Goal of the exercise: Within the records below, find each line that holds the string "quantity", then copy it.

'''

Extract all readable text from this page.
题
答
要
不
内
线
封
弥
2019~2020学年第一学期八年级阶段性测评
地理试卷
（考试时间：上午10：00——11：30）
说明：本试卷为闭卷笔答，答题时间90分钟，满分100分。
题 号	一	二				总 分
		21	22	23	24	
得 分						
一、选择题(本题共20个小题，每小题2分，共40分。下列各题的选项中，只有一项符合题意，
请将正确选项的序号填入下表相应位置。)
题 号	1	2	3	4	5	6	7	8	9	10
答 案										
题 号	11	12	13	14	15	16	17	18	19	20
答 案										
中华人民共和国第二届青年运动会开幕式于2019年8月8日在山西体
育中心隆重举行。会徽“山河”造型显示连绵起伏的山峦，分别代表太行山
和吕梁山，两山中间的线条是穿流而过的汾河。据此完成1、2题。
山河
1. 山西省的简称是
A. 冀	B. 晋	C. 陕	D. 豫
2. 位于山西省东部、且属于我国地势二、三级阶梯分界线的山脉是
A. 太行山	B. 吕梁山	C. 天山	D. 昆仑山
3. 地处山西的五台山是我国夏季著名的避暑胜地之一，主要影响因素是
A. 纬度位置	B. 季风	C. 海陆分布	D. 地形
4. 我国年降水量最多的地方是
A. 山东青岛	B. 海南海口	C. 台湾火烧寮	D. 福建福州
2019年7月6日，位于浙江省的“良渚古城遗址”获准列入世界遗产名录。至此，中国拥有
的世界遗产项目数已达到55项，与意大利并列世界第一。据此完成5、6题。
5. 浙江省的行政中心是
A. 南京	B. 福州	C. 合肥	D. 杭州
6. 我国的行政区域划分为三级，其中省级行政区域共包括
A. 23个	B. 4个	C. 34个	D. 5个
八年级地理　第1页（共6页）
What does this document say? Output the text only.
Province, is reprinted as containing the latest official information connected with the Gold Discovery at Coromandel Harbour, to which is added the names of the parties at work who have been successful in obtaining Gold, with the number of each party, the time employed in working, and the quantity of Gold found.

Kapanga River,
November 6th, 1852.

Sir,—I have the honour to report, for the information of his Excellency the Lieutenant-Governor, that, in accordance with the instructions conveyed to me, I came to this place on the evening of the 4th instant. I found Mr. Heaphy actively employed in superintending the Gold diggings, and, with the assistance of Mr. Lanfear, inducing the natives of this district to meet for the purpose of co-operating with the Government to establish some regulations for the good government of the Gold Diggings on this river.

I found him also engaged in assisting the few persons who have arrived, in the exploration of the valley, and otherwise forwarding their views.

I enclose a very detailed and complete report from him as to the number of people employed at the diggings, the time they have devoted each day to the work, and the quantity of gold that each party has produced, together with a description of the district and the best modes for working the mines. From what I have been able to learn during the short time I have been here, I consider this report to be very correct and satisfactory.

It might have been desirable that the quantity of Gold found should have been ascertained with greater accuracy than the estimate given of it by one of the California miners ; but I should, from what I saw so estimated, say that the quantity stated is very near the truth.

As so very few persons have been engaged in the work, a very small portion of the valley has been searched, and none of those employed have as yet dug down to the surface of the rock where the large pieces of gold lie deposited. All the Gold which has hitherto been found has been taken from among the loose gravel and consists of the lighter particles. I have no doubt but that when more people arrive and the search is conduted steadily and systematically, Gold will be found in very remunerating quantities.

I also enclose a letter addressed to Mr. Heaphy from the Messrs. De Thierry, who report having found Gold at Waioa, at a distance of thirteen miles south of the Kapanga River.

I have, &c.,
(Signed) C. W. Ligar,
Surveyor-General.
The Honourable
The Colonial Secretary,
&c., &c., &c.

'''

Reply:
Province, is reprinted as containing the latest official information connected with the Gold Discovery at Coromandel Harbour, to which is added the names of the parties at work who have been successful in obtaining Gold, with the number of each party, the time employed in working, and the quantity of Gold found.
I enclose a very detailed and complete report from him as to the number of people employed at the diggings, the time they have devoted each day to the work, and the quantity of gold that each party has produced, together with a description of the district and the best modes for working the mines. From what I have been able to learn during the short time I have been here, I consider this report to be very correct and satisfactory.
It might have been desirable that the quantity of Gold found should have been ascertained with greater accuracy than the estimate given of it by one of the California miners ; but I should, from what I saw so estimated, say that the quantity stated is very near the truth.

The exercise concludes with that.